What needs to be done :: Exactly as written, retype the listing below, omitting the pictures.
-*-
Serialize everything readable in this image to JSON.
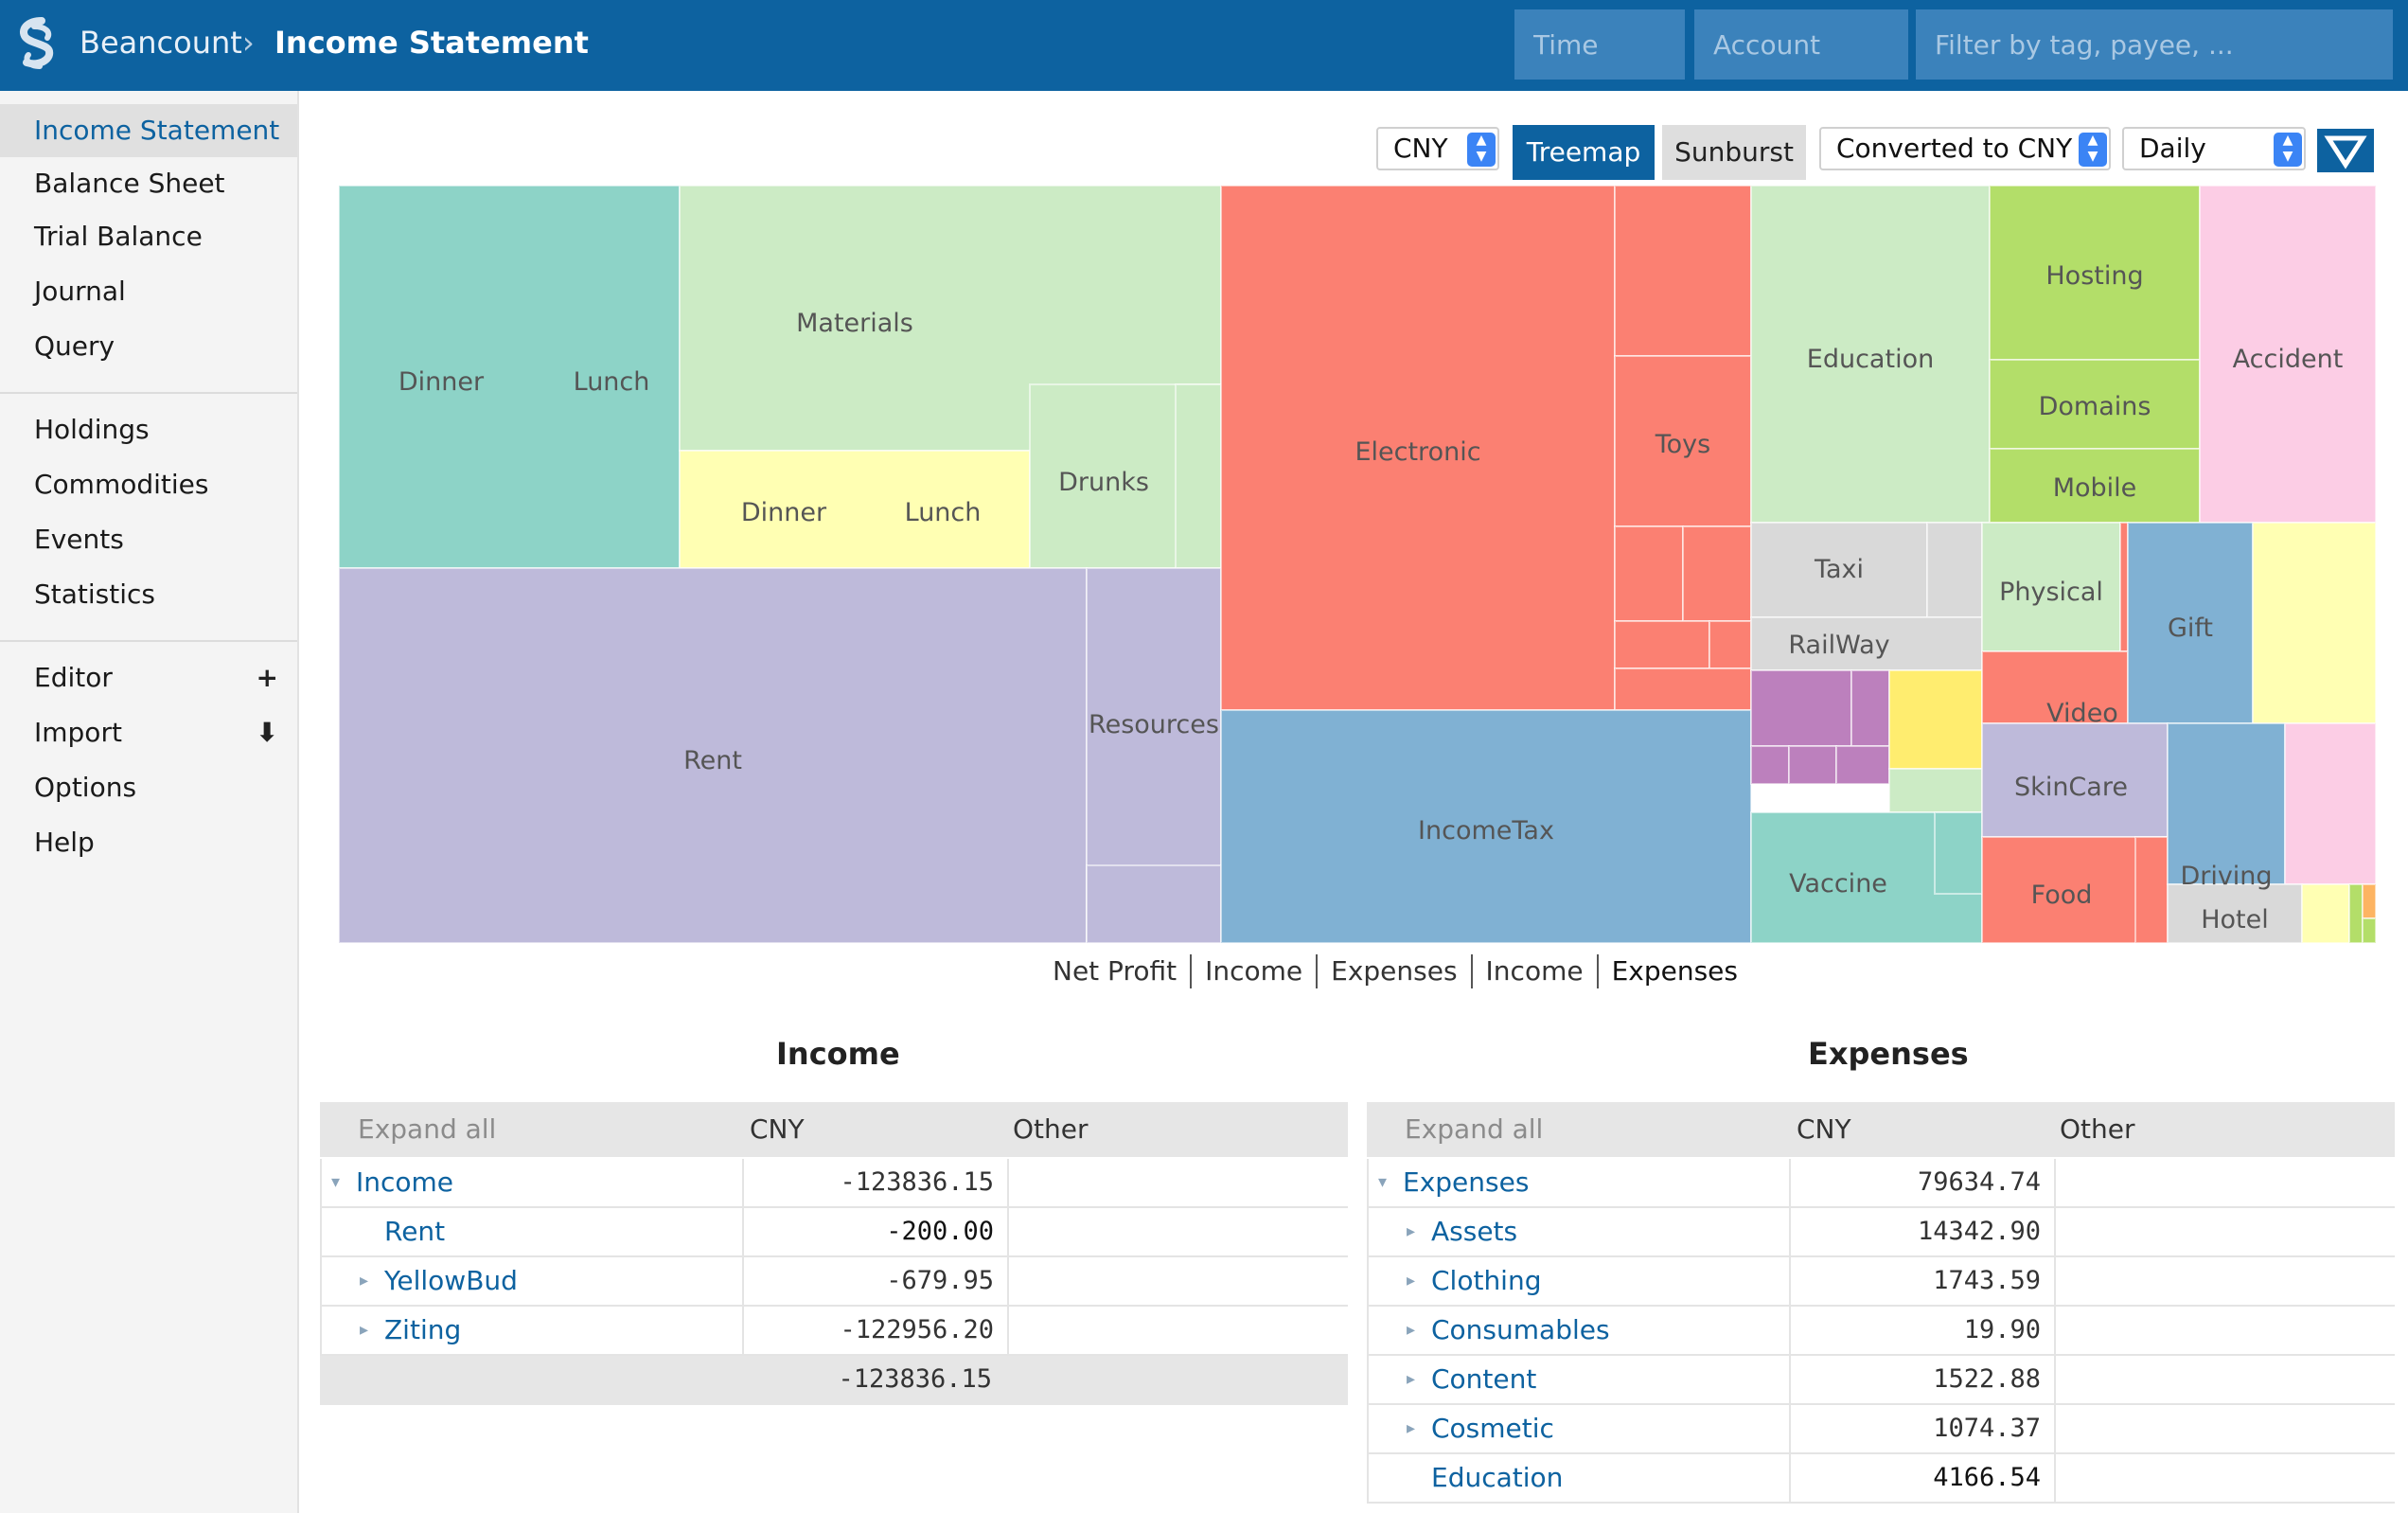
{
  "header": {
    "brand": "Beancount",
    "separator": "›",
    "title": "Income Statement",
    "time_placeholder": "Time",
    "account_placeholder": "Account",
    "filter_placeholder": "Filter by tag, payee, ..."
  },
  "sidebar": {
    "items": [
      {
        "label": "Income Statement",
        "active": true
      },
      {
        "label": "Balance Sheet"
      },
      {
        "label": "Trial Balance"
      },
      {
        "label": "Journal"
      },
      {
        "label": "Query"
      },
      {
        "label": "Holdings"
      },
      {
        "label": "Commodities"
      },
      {
        "label": "Events"
      },
      {
        "label": "Statistics"
      },
      {
        "label": "Editor",
        "action": "+"
      },
      {
        "label": "Import",
        "action": "⬇"
      },
      {
        "label": "Options"
      },
      {
        "label": "Help"
      }
    ]
  },
  "toolbar": {
    "currency": "CNY",
    "treemap_label": "Treemap",
    "sunburst_label": "Sunburst",
    "conversion": "Converted to CNY",
    "interval": "Daily",
    "filter_icon": "triangle-down-icon"
  },
  "chart_switch": [
    "Net Profit",
    "Income",
    "Expenses",
    "Income",
    "Expenses"
  ],
  "chart_data": {
    "type": "treemap",
    "labels": [
      "Dinner",
      "Lunch",
      "Materials",
      "Dinner",
      "Lunch",
      "Drunks",
      "Rent",
      "Resources",
      "Electronic",
      "Toys",
      "IncomeTax",
      "Education",
      "Hosting",
      "Domains",
      "Mobile",
      "Accident",
      "Taxi",
      "RailWay",
      "Physical",
      "Gift",
      "Video",
      "SkinCare",
      "Vaccine",
      "Food",
      "Driving",
      "Hotel"
    ],
    "colors": {
      "teal": "#8dd3c7",
      "lightgreen": "#ccebc5",
      "yellow": "#ffffb3",
      "lavender": "#bebada",
      "red": "#fb8072",
      "blue": "#80b1d3",
      "orange": "#fdb462",
      "lime": "#b3de69",
      "pink": "#fccde5",
      "grey": "#d9d9d9",
      "purple": "#bc80bd",
      "gold": "#ffed6f"
    }
  },
  "income": {
    "title": "Income",
    "expand_all": "Expand all",
    "col_currency": "CNY",
    "col_other": "Other",
    "rows": [
      {
        "name": "Income",
        "value": "-123836.15",
        "toggle": "▾"
      },
      {
        "name": "Rent",
        "value": "-200.00",
        "toggle": ""
      },
      {
        "name": "YellowBud",
        "value": "-679.95",
        "toggle": "▸"
      },
      {
        "name": "Ziting",
        "value": "-122956.20",
        "toggle": "▸"
      }
    ],
    "total": "-123836.15"
  },
  "expenses": {
    "title": "Expenses",
    "expand_all": "Expand all",
    "col_currency": "CNY",
    "col_other": "Other",
    "rows": [
      {
        "name": "Expenses",
        "value": "79634.74",
        "toggle": "▾"
      },
      {
        "name": "Assets",
        "value": "14342.90",
        "toggle": "▸"
      },
      {
        "name": "Clothing",
        "value": "1743.59",
        "toggle": "▸"
      },
      {
        "name": "Consumables",
        "value": "19.90",
        "toggle": "▸"
      },
      {
        "name": "Content",
        "value": "1522.88",
        "toggle": "▸"
      },
      {
        "name": "Cosmetic",
        "value": "1074.37",
        "toggle": "▸"
      },
      {
        "name": "Education",
        "value": "4166.54",
        "toggle": ""
      }
    ]
  }
}
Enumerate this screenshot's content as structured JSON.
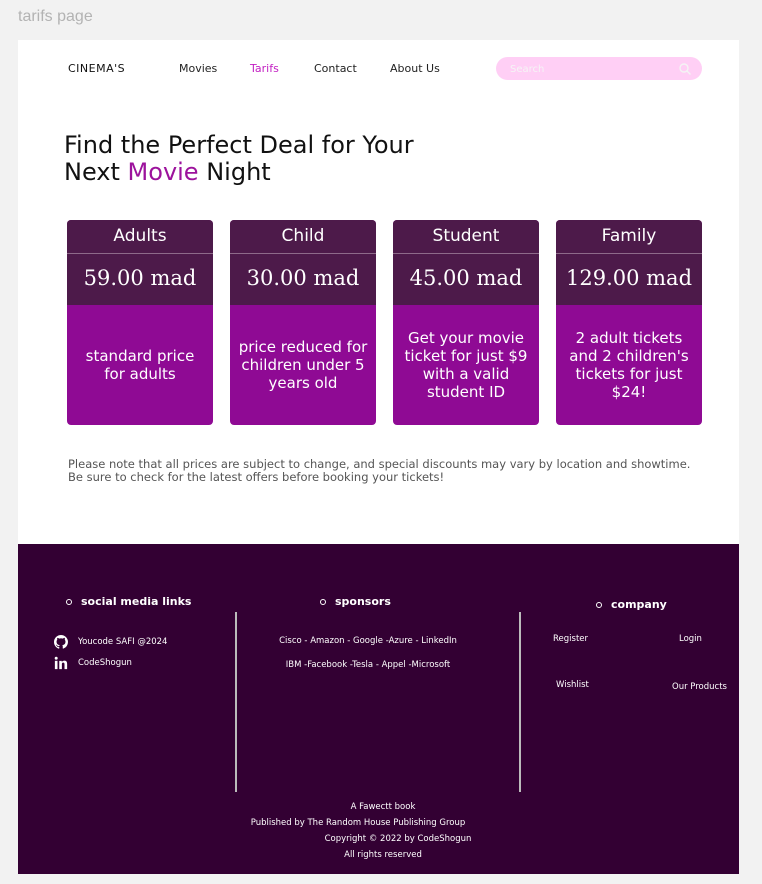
{
  "frame_label": "tarifs page",
  "nav": {
    "brand": "CINEMA'S",
    "links": [
      {
        "label": "Movies",
        "active": false
      },
      {
        "label": "Tarifs",
        "active": true
      },
      {
        "label": "Contact",
        "active": false
      },
      {
        "label": "About Us",
        "active": false
      }
    ],
    "search_placeholder": "Search"
  },
  "hero": {
    "line1": "Find the Perfect Deal for Your",
    "line2_before": "Next ",
    "line2_accent": "Movie",
    "line2_after": " Night"
  },
  "pricing_cards": [
    {
      "title": "Adults",
      "price": "59.00 mad",
      "description": "standard price for adults"
    },
    {
      "title": "Child",
      "price": "30.00 mad",
      "description": "price reduced for children under 5 years old"
    },
    {
      "title": "Student",
      "price": "45.00 mad",
      "description": "Get your movie ticket for just $9 with a valid student ID"
    },
    {
      "title": "Family",
      "price": "129.00 mad",
      "description": "2 adult tickets and 2 children's tickets for just $24!"
    }
  ],
  "note": "Please note that all prices are subject to change, and special discounts may vary by location and showtime. Be sure to check for the latest offers before booking your tickets!",
  "footer": {
    "social": {
      "heading": "social media links",
      "items": [
        {
          "icon": "github-icon",
          "label": "Youcode SAFI @2024"
        },
        {
          "icon": "linkedin-icon",
          "label": "CodeShogun"
        }
      ]
    },
    "sponsors": {
      "heading": "sponsors",
      "lines": [
        "Cisco - Amazon - Google -Azure - LinkedIn",
        "IBM -Facebook -Tesla - Appel -Microsoft"
      ]
    },
    "company": {
      "heading": "company",
      "links": [
        "Register",
        "Login",
        "Wishlist",
        "Our Products"
      ]
    },
    "credits": [
      "A Fawectt book",
      "Published by The Random House Publishing Group",
      "Copyright © 2022 by CodeShogun",
      "All rights reserved"
    ]
  },
  "colors": {
    "accent": "#c21fc2",
    "card_header": "#4d1a4a",
    "card_body": "#8f0a94",
    "footer_bg": "#330033",
    "search_bg": "#ffcff5"
  }
}
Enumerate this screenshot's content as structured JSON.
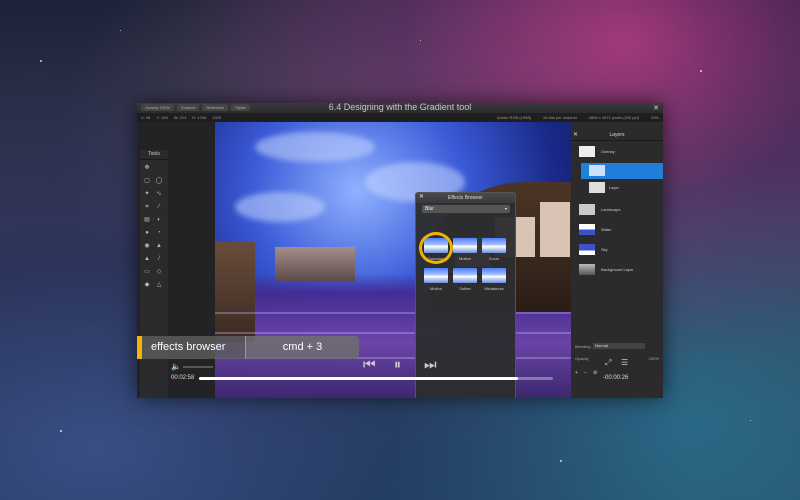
{
  "window": {
    "title": "6.4 Designing with the Gradient tool",
    "tabs": [
      "Opacity 100%",
      "Shadow",
      "Reflection",
      "Styles"
    ],
    "info_left": [
      "X: 98",
      "Y: 158",
      "W: 214",
      "H: 1246",
      "1325"
    ],
    "info_right": [
      "Adobe RGB (1998)",
      "16 bits per channel",
      "4896 x 3472 pixels (300 ppi)",
      "29%"
    ]
  },
  "tools": {
    "title": "Tools"
  },
  "effects_browser": {
    "title": "Effects Browser",
    "category": "Blur",
    "items": [
      {
        "label": "Gaussian"
      },
      {
        "label": "Motion"
      },
      {
        "label": "Zoom"
      },
      {
        "label": "Motion"
      },
      {
        "label": "Soften"
      },
      {
        "label": "Miniaturize"
      }
    ]
  },
  "layers": {
    "title": "Layers",
    "items": [
      {
        "name": "Overlay"
      },
      {
        "name": ""
      },
      {
        "name": "Layer"
      },
      {
        "name": "Landscape"
      },
      {
        "name": "Water"
      },
      {
        "name": "Sky"
      },
      {
        "name": "Background Layer"
      }
    ],
    "blending_label": "Blending",
    "blending_value": "Normal",
    "opacity_label": "Opacity",
    "opacity_value": "100%"
  },
  "player": {
    "time_current": "00:02:58",
    "time_remaining": "-00:00:26",
    "progress": 0.9
  },
  "shortcut": {
    "name": "effects browser",
    "keys": "cmd + 3"
  },
  "colors": {
    "accent": "#f4b400",
    "selection": "#1f7fd9"
  }
}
-*-
Task result ::
Serialize everything readable in this image to JSON.
{
  "header": {
    "brand": "Beancount",
    "separator": "›",
    "title": "Income Statement",
    "time_placeholder": "Time",
    "account_placeholder": "Account",
    "filter_placeholder": "Filter by tag, payee, ..."
  },
  "sidebar": {
    "items": [
      {
        "label": "Income Statement",
        "active": true
      },
      {
        "label": "Balance Sheet"
      },
      {
        "label": "Trial Balance"
      },
      {
        "label": "Journal"
      },
      {
        "label": "Query"
      },
      {
        "label": "Holdings"
      },
      {
        "label": "Commodities"
      },
      {
        "label": "Events"
      },
      {
        "label": "Statistics"
      },
      {
        "label": "Editor",
        "action": "+"
      },
      {
        "label": "Import",
        "action": "⬇"
      },
      {
        "label": "Options"
      },
      {
        "label": "Help"
      }
    ]
  },
  "toolbar": {
    "currency": "CNY",
    "treemap_label": "Treemap",
    "sunburst_label": "Sunburst",
    "conversion": "Converted to CNY",
    "interval": "Daily",
    "filter_icon": "triangle-down-icon"
  },
  "chart_switch": [
    "Net Profit",
    "Income",
    "Expenses",
    "Income",
    "Expenses"
  ],
  "chart_data": {
    "type": "treemap",
    "labels": [
      "Dinner",
      "Lunch",
      "Materials",
      "Dinner",
      "Lunch",
      "Drunks",
      "Rent",
      "Resources",
      "Electronic",
      "Toys",
      "IncomeTax",
      "Education",
      "Hosting",
      "Domains",
      "Mobile",
      "Accident",
      "Taxi",
      "RailWay",
      "Physical",
      "Gift",
      "Video",
      "SkinCare",
      "Vaccine",
      "Food",
      "Driving",
      "Hotel"
    ],
    "colors": {
      "teal": "#8dd3c7",
      "lightgreen": "#ccebc5",
      "yellow": "#ffffb3",
      "lavender": "#bebada",
      "red": "#fb8072",
      "blue": "#80b1d3",
      "orange": "#fdb462",
      "lime": "#b3de69",
      "pink": "#fccde5",
      "grey": "#d9d9d9",
      "purple": "#bc80bd",
      "gold": "#ffed6f"
    }
  },
  "income": {
    "title": "Income",
    "expand_all": "Expand all",
    "col_currency": "CNY",
    "col_other": "Other",
    "rows": [
      {
        "name": "Income",
        "value": "-123836.15",
        "toggle": "▾"
      },
      {
        "name": "Rent",
        "value": "-200.00",
        "toggle": ""
      },
      {
        "name": "YellowBud",
        "value": "-679.95",
        "toggle": "▸"
      },
      {
        "name": "Ziting",
        "value": "-122956.20",
        "toggle": "▸"
      }
    ],
    "total": "-123836.15"
  },
  "expenses": {
    "title": "Expenses",
    "expand_all": "Expand all",
    "col_currency": "CNY",
    "col_other": "Other",
    "rows": [
      {
        "name": "Expenses",
        "value": "79634.74",
        "toggle": "▾"
      },
      {
        "name": "Assets",
        "value": "14342.90",
        "toggle": "▸"
      },
      {
        "name": "Clothing",
        "value": "1743.59",
        "toggle": "▸"
      },
      {
        "name": "Consumables",
        "value": "19.90",
        "toggle": "▸"
      },
      {
        "name": "Content",
        "value": "1522.88",
        "toggle": "▸"
      },
      {
        "name": "Cosmetic",
        "value": "1074.37",
        "toggle": "▸"
      },
      {
        "name": "Education",
        "value": "4166.54",
        "toggle": ""
      }
    ]
  }
}
Enumerate this screenshot's content as structured JSON.
{
  "frame_label": "tarifs page",
  "nav": {
    "brand": "CINEMA'S",
    "links": [
      {
        "label": "Movies",
        "active": false
      },
      {
        "label": "Tarifs",
        "active": true
      },
      {
        "label": "Contact",
        "active": false
      },
      {
        "label": "About Us",
        "active": false
      }
    ],
    "search_placeholder": "Search"
  },
  "hero": {
    "line1": "Find the Perfect Deal for Your",
    "line2_before": "Next ",
    "line2_accent": "Movie",
    "line2_after": " Night"
  },
  "pricing_cards": [
    {
      "title": "Adults",
      "price": "59.00 mad",
      "description": "standard price for adults"
    },
    {
      "title": "Child",
      "price": "30.00 mad",
      "description": "price reduced for children under 5 years old"
    },
    {
      "title": "Student",
      "price": "45.00 mad",
      "description": "Get your movie ticket for just $9 with a valid student ID"
    },
    {
      "title": "Family",
      "price": "129.00 mad",
      "description": "2 adult tickets and 2 children's tickets for just $24!"
    }
  ],
  "note": "Please note that all prices are subject to change, and special discounts may vary by location and showtime. Be sure to check for the latest offers before booking your tickets!",
  "footer": {
    "social": {
      "heading": "social media links",
      "items": [
        {
          "icon": "github-icon",
          "label": "Youcode SAFI @2024"
        },
        {
          "icon": "linkedin-icon",
          "label": "CodeShogun"
        }
      ]
    },
    "sponsors": {
      "heading": "sponsors",
      "lines": [
        "Cisco - Amazon - Google -Azure - LinkedIn",
        "IBM -Facebook -Tesla - Appel -Microsoft"
      ]
    },
    "company": {
      "heading": "company",
      "links": [
        "Register",
        "Login",
        "Wishlist",
        "Our Products"
      ]
    },
    "credits": [
      "A Fawectt book",
      "Published by The Random House Publishing Group",
      "Copyright © 2022 by CodeShogun",
      "All rights reserved"
    ]
  },
  "colors": {
    "accent": "#c21fc2",
    "card_header": "#4d1a4a",
    "card_body": "#8f0a94",
    "footer_bg": "#330033",
    "search_bg": "#ffcff5"
  }
}
Enumerate this screenshot's content as structured JSON.
{
  "window": {
    "title": "6.4 Designing with the Gradient tool",
    "tabs": [
      "Opacity 100%",
      "Shadow",
      "Reflection",
      "Styles"
    ],
    "info_left": [
      "X: 98",
      "Y: 158",
      "W: 214",
      "H: 1246",
      "1325"
    ],
    "info_right": [
      "Adobe RGB (1998)",
      "16 bits per channel",
      "4896 x 3472 pixels (300 ppi)",
      "29%"
    ]
  },
  "tools": {
    "title": "Tools"
  },
  "effects_browser": {
    "title": "Effects Browser",
    "category": "Blur",
    "items": [
      {
        "label": "Gaussian"
      },
      {
        "label": "Motion"
      },
      {
        "label": "Zoom"
      },
      {
        "label": "Motion"
      },
      {
        "label": "Soften"
      },
      {
        "label": "Miniaturize"
      }
    ]
  },
  "layers": {
    "title": "Layers",
    "items": [
      {
        "name": "Overlay"
      },
      {
        "name": ""
      },
      {
        "name": "Layer"
      },
      {
        "name": "Landscape"
      },
      {
        "name": "Water"
      },
      {
        "name": "Sky"
      },
      {
        "name": "Background Layer"
      }
    ],
    "blending_label": "Blending",
    "blending_value": "Normal",
    "opacity_label": "Opacity",
    "opacity_value": "100%"
  },
  "player": {
    "time_current": "00:02:58",
    "time_remaining": "-00:00:26",
    "progress": 0.9
  },
  "shortcut": {
    "name": "effects browser",
    "keys": "cmd + 3"
  },
  "colors": {
    "accent": "#f4b400",
    "selection": "#1f7fd9"
  }
}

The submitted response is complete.